* Instructions for the task
Exclude any images and output the remaining records exactly.

▬▬▬▬▬▬

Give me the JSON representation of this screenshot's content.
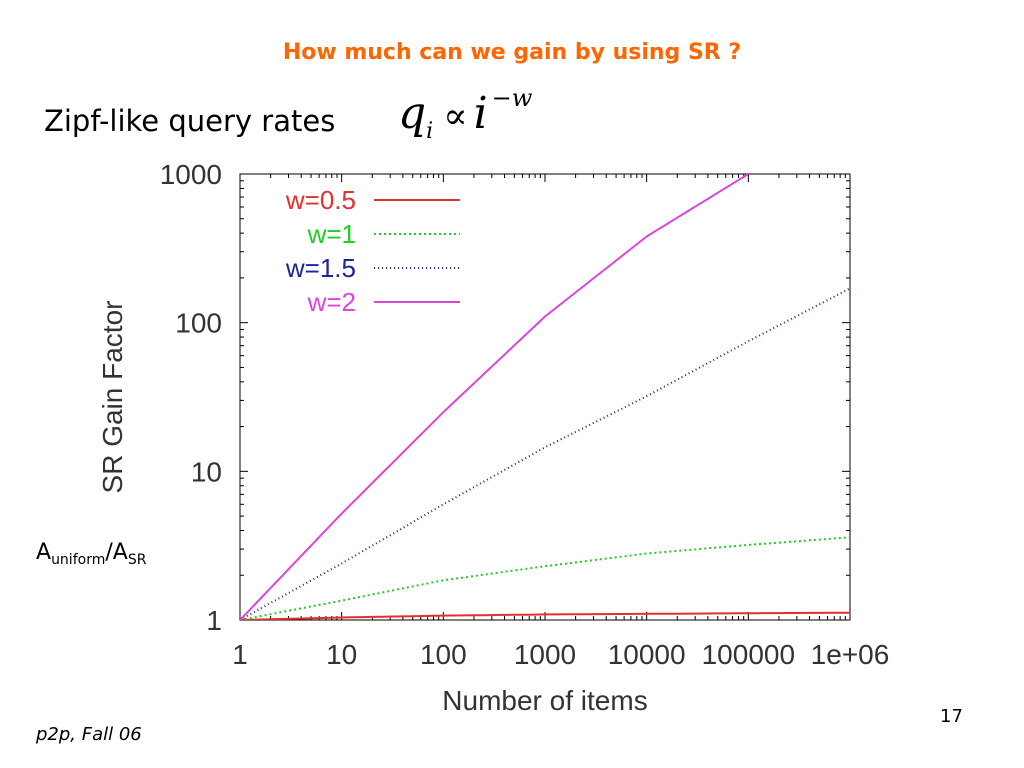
{
  "slide": {
    "title": "How much can we gain by using SR ?",
    "subtitle": "Zipf-like query rates",
    "formula": {
      "q": "q",
      "q_sub": "i",
      "prop": "∝",
      "i": "i",
      "exp": "−w"
    },
    "ratio": {
      "a1": "A",
      "s1": "uniform",
      "slash": "/",
      "a2": "A",
      "s2": "SR"
    },
    "footer": "p2p, Fall 06",
    "page_number": "17"
  },
  "chart_data": {
    "type": "line",
    "title": "",
    "xlabel": "Number of items",
    "ylabel": "SR Gain Factor",
    "x_scale": "log",
    "y_scale": "log",
    "xlim": [
      1,
      1000000
    ],
    "ylim": [
      1,
      1000
    ],
    "x_ticks": [
      {
        "value": 1,
        "label": "1"
      },
      {
        "value": 10,
        "label": "10"
      },
      {
        "value": 100,
        "label": "100"
      },
      {
        "value": 1000,
        "label": "1000"
      },
      {
        "value": 10000,
        "label": "10000"
      },
      {
        "value": 100000,
        "label": "100000"
      },
      {
        "value": 1000000,
        "label": "1e+06"
      }
    ],
    "y_ticks": [
      {
        "value": 1,
        "label": "1"
      },
      {
        "value": 10,
        "label": "10"
      },
      {
        "value": 100,
        "label": "100"
      },
      {
        "value": 1000,
        "label": "1000"
      }
    ],
    "grid": false,
    "legend_position": "top-left",
    "series": [
      {
        "name": "w=0.5",
        "color": "#e03030",
        "dash": "solid",
        "x": [
          1,
          10,
          100,
          1000,
          10000,
          100000,
          1000000
        ],
        "y": [
          1.0,
          1.04,
          1.07,
          1.09,
          1.1,
          1.11,
          1.12
        ]
      },
      {
        "name": "w=1",
        "color": "#22cc22",
        "dash": "2,3",
        "x": [
          1,
          10,
          100,
          1000,
          10000,
          100000,
          1000000
        ],
        "y": [
          1.0,
          1.35,
          1.85,
          2.3,
          2.8,
          3.2,
          3.6
        ]
      },
      {
        "name": "w=1.5",
        "color": "#2020a0",
        "dash": "1,3",
        "x": [
          1,
          10,
          100,
          1000,
          10000,
          100000,
          1000000
        ],
        "y": [
          1.0,
          2.4,
          6.0,
          14.5,
          32,
          75,
          170
        ]
      },
      {
        "name": "w=2",
        "color": "#dd44dd",
        "dash": "solid",
        "x": [
          1,
          10,
          100,
          1000,
          10000,
          100000
        ],
        "y": [
          1.0,
          5.2,
          25,
          110,
          380,
          1000
        ]
      }
    ]
  }
}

▬▬▬▬▬▬

* Task answer
Give me the JSON representation of this screenshot's content.
{
  "slide": {
    "title": "How much can we gain by using SR ?",
    "subtitle": "Zipf-like query rates",
    "formula": {
      "q": "q",
      "q_sub": "i",
      "prop": "∝",
      "i": "i",
      "exp": "−w"
    },
    "ratio": {
      "a1": "A",
      "s1": "uniform",
      "slash": "/",
      "a2": "A",
      "s2": "SR"
    },
    "footer": "p2p, Fall 06",
    "page_number": "17"
  },
  "chart_data": {
    "type": "line",
    "title": "",
    "xlabel": "Number of items",
    "ylabel": "SR Gain Factor",
    "x_scale": "log",
    "y_scale": "log",
    "xlim": [
      1,
      1000000
    ],
    "ylim": [
      1,
      1000
    ],
    "x_ticks": [
      {
        "value": 1,
        "label": "1"
      },
      {
        "value": 10,
        "label": "10"
      },
      {
        "value": 100,
        "label": "100"
      },
      {
        "value": 1000,
        "label": "1000"
      },
      {
        "value": 10000,
        "label": "10000"
      },
      {
        "value": 100000,
        "label": "100000"
      },
      {
        "value": 1000000,
        "label": "1e+06"
      }
    ],
    "y_ticks": [
      {
        "value": 1,
        "label": "1"
      },
      {
        "value": 10,
        "label": "10"
      },
      {
        "value": 100,
        "label": "100"
      },
      {
        "value": 1000,
        "label": "1000"
      }
    ],
    "grid": false,
    "legend_position": "top-left",
    "series": [
      {
        "name": "w=0.5",
        "color": "#e03030",
        "dash": "solid",
        "x": [
          1,
          10,
          100,
          1000,
          10000,
          100000,
          1000000
        ],
        "y": [
          1.0,
          1.04,
          1.07,
          1.09,
          1.1,
          1.11,
          1.12
        ]
      },
      {
        "name": "w=1",
        "color": "#22cc22",
        "dash": "2,3",
        "x": [
          1,
          10,
          100,
          1000,
          10000,
          100000,
          1000000
        ],
        "y": [
          1.0,
          1.35,
          1.85,
          2.3,
          2.8,
          3.2,
          3.6
        ]
      },
      {
        "name": "w=1.5",
        "color": "#2020a0",
        "dash": "1,3",
        "x": [
          1,
          10,
          100,
          1000,
          10000,
          100000,
          1000000
        ],
        "y": [
          1.0,
          2.4,
          6.0,
          14.5,
          32,
          75,
          170
        ]
      },
      {
        "name": "w=2",
        "color": "#dd44dd",
        "dash": "solid",
        "x": [
          1,
          10,
          100,
          1000,
          10000,
          100000
        ],
        "y": [
          1.0,
          5.2,
          25,
          110,
          380,
          1000
        ]
      }
    ]
  }
}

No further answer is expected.